TASK OBJECTIVE:
Please list all lines of the material below in which the string "Gene" occurs.

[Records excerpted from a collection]
——————

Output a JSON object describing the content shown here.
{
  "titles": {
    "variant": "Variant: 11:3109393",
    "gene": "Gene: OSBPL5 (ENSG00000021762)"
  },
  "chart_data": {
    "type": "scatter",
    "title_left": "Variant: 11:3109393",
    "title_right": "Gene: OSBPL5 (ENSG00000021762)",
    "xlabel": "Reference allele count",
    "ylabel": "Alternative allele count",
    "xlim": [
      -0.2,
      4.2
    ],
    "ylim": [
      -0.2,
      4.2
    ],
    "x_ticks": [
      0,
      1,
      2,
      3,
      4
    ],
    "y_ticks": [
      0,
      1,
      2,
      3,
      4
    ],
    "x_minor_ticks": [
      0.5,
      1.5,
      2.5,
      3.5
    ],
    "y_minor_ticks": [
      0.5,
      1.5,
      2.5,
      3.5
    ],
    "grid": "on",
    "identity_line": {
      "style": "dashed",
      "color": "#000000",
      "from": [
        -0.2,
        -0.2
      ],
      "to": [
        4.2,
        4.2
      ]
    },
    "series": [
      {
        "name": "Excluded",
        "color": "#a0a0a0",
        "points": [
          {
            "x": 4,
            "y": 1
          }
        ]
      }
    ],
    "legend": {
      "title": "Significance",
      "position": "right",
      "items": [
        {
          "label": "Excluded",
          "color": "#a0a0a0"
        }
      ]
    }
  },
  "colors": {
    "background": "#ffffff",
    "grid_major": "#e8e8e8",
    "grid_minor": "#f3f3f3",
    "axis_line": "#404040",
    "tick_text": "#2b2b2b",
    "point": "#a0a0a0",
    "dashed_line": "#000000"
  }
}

——————

FULL SOLUTION:
    "gene": "Gene: OSBPL5 (ENSG00000021762)"
    "title_right": "Gene: OSBPL5 (ENSG00000021762)",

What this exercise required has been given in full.